• _RAW DATA_:
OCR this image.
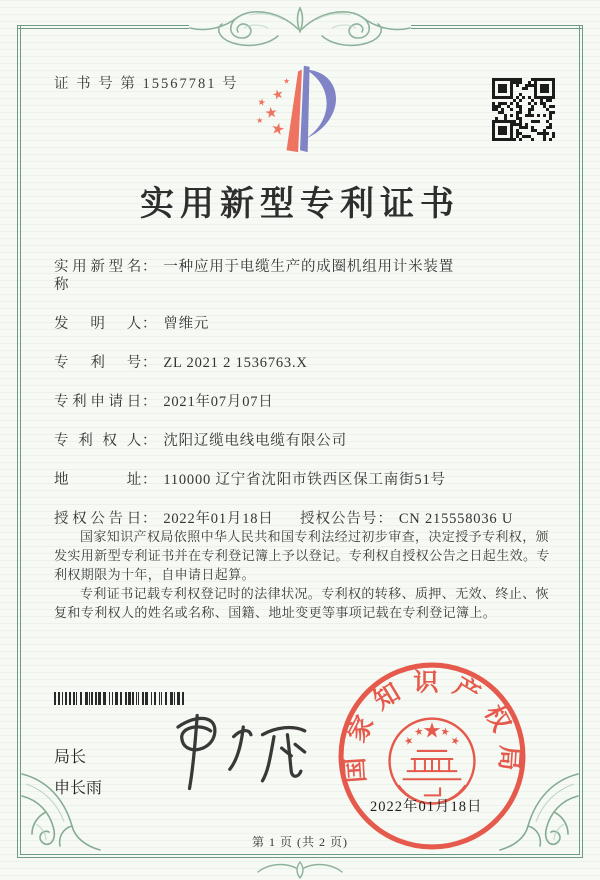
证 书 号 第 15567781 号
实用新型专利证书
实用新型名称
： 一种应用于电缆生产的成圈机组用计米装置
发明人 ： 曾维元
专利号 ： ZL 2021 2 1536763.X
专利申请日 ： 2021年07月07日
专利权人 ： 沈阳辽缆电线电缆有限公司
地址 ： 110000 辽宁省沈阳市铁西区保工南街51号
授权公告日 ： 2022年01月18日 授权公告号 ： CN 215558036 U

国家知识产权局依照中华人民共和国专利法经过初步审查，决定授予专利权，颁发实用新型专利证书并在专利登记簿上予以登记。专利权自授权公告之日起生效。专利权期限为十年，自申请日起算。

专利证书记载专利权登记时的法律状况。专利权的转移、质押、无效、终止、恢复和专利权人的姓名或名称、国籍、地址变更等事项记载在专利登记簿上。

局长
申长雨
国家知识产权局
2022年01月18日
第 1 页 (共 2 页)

• _WHAT IS REQUIRED_: Take the listing above and print it exactly, apart from the pictures.

• _WRITTEN SOLUTION_:
OCR this image.
证 书 号 第 15567781 号
实用新型专利证书
实用新型名称
： 一种应用于电缆生产的成圈机组用计米装置
发明人 ： 曾维元
专利号 ： ZL 2021 2 1536763.X
专利申请日 ： 2021年07月07日
专利权人 ： 沈阳辽缆电线电缆有限公司
地址 ： 110000 辽宁省沈阳市铁西区保工南街51号
授权公告日 ： 2022年01月18日 授权公告号 ： CN 215558036 U

国家知识产权局依照中华人民共和国专利法经过初步审查，决定授予专利权，颁发实用新型专利证书并在专利登记簿上予以登记。专利权自授权公告之日起生效。专利权期限为十年，自申请日起算。

专利证书记载专利权登记时的法律状况。专利权的转移、质押、无效、终止、恢复和专利权人的姓名或名称、国籍、地址变更等事项记载在专利登记簿上。

局长
申长雨
国家知识产权局
2022年01月18日
第 1 页 (共 2 页)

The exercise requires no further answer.